:: TASK INPUTS ::
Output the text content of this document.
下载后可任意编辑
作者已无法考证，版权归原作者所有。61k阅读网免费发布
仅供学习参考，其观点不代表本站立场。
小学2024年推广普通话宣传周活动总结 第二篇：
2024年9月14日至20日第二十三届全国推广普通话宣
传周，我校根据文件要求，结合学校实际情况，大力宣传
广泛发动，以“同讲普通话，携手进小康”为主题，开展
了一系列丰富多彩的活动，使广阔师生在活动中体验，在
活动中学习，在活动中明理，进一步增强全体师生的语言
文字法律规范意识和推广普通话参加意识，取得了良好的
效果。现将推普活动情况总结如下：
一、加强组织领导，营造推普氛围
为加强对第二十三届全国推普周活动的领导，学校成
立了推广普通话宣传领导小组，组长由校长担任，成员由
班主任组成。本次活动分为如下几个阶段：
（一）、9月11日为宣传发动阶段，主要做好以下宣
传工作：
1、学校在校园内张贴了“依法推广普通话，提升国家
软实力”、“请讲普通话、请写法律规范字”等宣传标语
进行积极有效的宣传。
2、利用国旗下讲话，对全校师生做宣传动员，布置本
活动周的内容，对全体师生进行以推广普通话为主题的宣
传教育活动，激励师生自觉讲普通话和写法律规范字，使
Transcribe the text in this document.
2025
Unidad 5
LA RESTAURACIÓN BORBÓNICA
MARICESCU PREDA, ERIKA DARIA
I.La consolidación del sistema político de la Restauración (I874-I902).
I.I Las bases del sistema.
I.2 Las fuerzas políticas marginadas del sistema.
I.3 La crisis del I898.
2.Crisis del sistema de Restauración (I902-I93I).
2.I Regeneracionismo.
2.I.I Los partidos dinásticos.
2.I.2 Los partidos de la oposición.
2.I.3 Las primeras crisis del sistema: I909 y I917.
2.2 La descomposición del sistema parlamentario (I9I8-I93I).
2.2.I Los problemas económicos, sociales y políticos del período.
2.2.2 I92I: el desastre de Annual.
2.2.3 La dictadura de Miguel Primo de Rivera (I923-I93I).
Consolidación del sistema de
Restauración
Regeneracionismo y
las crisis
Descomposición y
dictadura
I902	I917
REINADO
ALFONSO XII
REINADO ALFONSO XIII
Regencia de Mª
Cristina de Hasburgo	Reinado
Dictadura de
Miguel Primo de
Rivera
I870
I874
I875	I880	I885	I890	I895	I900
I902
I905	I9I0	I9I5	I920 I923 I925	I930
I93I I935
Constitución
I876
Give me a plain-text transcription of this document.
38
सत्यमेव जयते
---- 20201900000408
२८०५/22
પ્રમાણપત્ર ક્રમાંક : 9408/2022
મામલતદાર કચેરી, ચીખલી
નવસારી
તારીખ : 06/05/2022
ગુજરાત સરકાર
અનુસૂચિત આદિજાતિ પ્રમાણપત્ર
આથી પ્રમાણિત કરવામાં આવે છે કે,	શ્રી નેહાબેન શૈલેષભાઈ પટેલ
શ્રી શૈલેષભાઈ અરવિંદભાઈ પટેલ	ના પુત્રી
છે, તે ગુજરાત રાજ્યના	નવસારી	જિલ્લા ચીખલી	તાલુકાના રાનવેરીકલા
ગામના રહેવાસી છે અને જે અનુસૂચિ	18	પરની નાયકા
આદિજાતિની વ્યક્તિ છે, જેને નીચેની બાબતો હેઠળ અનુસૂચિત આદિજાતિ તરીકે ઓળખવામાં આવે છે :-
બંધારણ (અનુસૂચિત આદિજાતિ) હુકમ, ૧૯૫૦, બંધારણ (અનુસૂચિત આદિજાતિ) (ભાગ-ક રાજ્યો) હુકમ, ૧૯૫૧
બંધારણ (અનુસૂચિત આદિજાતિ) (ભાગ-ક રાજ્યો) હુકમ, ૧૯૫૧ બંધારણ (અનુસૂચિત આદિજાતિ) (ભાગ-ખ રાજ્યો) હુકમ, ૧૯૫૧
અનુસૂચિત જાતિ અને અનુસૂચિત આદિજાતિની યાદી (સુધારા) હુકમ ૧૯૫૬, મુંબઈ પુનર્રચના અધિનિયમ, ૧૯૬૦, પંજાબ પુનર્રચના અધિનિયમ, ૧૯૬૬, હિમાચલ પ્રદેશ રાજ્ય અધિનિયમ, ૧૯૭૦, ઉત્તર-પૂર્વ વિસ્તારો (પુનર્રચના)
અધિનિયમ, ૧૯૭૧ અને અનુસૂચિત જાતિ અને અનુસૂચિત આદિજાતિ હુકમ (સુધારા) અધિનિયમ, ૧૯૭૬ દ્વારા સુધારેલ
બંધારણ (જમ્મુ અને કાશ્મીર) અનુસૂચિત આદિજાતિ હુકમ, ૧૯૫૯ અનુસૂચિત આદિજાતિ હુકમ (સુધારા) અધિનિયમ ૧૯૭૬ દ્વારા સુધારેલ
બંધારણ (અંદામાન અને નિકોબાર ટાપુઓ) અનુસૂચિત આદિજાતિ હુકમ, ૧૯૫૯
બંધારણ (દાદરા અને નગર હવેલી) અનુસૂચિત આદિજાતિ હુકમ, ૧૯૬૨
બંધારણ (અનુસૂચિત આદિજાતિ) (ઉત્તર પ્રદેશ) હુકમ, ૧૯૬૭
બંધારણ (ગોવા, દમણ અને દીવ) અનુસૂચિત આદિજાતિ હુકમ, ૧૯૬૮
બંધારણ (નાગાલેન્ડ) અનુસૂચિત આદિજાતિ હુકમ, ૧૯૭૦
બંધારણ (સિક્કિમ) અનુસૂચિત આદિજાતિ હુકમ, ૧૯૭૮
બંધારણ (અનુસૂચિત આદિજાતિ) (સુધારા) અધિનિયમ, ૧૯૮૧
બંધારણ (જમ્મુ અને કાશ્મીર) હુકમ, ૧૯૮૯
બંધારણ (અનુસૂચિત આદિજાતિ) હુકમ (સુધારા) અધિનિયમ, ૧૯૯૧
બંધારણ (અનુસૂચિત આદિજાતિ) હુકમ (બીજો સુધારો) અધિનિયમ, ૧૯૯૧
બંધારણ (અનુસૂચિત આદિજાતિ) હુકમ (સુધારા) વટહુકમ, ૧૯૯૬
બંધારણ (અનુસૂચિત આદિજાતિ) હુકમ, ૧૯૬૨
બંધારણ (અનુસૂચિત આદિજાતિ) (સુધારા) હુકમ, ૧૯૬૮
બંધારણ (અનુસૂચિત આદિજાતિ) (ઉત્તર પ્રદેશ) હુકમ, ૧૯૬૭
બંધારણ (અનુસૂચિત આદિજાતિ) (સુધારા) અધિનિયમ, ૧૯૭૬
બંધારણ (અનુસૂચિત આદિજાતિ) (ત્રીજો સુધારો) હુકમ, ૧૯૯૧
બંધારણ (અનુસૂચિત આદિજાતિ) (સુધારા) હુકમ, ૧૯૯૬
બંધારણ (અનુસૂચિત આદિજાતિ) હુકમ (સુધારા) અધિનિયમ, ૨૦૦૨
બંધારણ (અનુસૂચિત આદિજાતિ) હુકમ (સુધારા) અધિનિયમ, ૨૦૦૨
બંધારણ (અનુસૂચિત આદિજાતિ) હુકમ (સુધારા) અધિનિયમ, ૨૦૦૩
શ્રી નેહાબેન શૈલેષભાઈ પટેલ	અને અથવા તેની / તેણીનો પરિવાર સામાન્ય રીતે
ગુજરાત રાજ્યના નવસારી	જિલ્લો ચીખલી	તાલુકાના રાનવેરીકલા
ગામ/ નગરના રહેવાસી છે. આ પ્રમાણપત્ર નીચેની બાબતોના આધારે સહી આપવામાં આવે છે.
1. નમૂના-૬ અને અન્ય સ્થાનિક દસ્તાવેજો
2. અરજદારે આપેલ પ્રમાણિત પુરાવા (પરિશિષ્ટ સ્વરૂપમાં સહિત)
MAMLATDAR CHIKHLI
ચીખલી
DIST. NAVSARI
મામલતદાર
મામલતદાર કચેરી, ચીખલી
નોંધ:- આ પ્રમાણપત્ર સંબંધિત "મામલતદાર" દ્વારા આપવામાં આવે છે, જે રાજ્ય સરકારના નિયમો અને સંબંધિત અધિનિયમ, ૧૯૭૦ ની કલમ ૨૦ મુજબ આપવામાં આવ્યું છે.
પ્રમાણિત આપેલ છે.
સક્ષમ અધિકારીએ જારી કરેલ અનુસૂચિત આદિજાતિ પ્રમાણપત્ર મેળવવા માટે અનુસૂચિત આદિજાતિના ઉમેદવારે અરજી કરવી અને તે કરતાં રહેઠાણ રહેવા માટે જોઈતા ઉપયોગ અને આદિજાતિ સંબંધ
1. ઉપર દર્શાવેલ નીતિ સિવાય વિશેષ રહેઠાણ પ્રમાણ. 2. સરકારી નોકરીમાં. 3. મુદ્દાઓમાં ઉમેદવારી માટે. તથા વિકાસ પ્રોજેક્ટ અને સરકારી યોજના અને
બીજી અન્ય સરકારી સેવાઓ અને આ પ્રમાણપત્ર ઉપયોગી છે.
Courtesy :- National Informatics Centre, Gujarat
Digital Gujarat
:::
### EXERCISE INSTRUCTIONS
From the data, pick out every line that includes "sistema".

### RESPONSE BELOW
I.La consolidación del sistema político de la Restauración (I874-I902).
I.I Las bases del sistema.
I.2 Las fuerzas políticas marginadas del sistema.
2.Crisis del sistema de Restauración (I902-I93I).
2.I.3 Las primeras crisis del sistema: I909 y I917.
2.2 La descomposición del sistema parlamentario (I9I8-I93I).
Consolidación del sistema de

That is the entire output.